__SHORT PROBLEM__
Retype the full set of records. Keep every character identical.

--*--

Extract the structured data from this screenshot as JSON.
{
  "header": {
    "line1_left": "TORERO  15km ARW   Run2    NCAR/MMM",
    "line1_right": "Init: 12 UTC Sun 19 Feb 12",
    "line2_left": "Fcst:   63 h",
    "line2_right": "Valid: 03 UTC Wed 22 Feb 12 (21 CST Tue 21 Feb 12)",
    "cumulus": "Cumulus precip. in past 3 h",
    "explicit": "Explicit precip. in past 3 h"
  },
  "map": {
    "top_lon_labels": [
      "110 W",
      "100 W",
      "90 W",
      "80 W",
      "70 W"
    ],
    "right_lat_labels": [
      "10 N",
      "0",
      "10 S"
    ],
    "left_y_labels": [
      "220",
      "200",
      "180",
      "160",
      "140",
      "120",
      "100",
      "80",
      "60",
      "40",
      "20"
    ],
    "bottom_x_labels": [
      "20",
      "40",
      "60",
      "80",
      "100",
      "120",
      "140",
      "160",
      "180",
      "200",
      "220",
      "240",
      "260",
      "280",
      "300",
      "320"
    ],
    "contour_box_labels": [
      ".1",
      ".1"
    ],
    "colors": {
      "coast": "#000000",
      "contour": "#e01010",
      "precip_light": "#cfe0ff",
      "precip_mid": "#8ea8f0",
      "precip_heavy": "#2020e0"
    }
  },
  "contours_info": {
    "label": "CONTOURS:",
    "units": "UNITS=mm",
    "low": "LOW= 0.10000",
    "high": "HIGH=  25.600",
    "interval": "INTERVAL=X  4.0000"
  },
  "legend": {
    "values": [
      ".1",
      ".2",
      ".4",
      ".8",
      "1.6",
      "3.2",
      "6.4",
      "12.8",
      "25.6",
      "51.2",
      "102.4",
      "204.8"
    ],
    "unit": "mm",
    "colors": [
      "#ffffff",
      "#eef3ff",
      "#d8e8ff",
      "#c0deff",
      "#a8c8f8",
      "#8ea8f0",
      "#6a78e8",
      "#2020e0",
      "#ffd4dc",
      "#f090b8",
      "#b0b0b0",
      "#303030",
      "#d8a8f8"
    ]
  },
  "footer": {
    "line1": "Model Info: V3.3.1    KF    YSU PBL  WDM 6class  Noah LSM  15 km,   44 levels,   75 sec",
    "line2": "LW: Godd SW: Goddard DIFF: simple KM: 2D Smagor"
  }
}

--*--

__SOLUTION TO THIS PROBLEM__
Extract the structured data from this screenshot as JSON.
{
  "header": {
    "line1_left": "TORERO  15km ARW   Run2    NCAR/MMM",
    "line1_right": "Init: 12 UTC Sun 19 Feb 12",
    "line2_left": "Fcst:   63 h",
    "line2_right": "Valid: 03 UTC Wed 22 Feb 12 (21 CST Tue 21 Feb 12)",
    "cumulus": "Cumulus precip. in past 3 h",
    "explicit": "Explicit precip. in past 3 h"
  },
  "map": {
    "top_lon_labels": [
      "110 W",
      "100 W",
      "90 W",
      "80 W",
      "70 W"
    ],
    "right_lat_labels": [
      "10 N",
      "0",
      "10 S"
    ],
    "left_y_labels": [
      "220",
      "200",
      "180",
      "160",
      "140",
      "120",
      "100",
      "80",
      "60",
      "40",
      "20"
    ],
    "bottom_x_labels": [
      "20",
      "40",
      "60",
      "80",
      "100",
      "120",
      "140",
      "160",
      "180",
      "200",
      "220",
      "240",
      "260",
      "280",
      "300",
      "320"
    ],
    "contour_box_labels": [
      ".1",
      ".1"
    ],
    "colors": {
      "coast": "#000000",
      "contour": "#e01010",
      "precip_light": "#cfe0ff",
      "precip_mid": "#8ea8f0",
      "precip_heavy": "#2020e0"
    }
  },
  "contours_info": {
    "label": "CONTOURS:",
    "units": "UNITS=mm",
    "low": "LOW= 0.10000",
    "high": "HIGH=  25.600",
    "interval": "INTERVAL=X  4.0000"
  },
  "legend": {
    "values": [
      ".1",
      ".2",
      ".4",
      ".8",
      "1.6",
      "3.2",
      "6.4",
      "12.8",
      "25.6",
      "51.2",
      "102.4",
      "204.8"
    ],
    "unit": "mm",
    "colors": [
      "#ffffff",
      "#eef3ff",
      "#d8e8ff",
      "#c0deff",
      "#a8c8f8",
      "#8ea8f0",
      "#6a78e8",
      "#2020e0",
      "#ffd4dc",
      "#f090b8",
      "#b0b0b0",
      "#303030",
      "#d8a8f8"
    ]
  },
  "footer": {
    "line1": "Model Info: V3.3.1    KF    YSU PBL  WDM 6class  Noah LSM  15 km,   44 levels,   75 sec",
    "line2": "LW: Godd SW: Goddard DIFF: simple KM: 2D Smagor"
  }
}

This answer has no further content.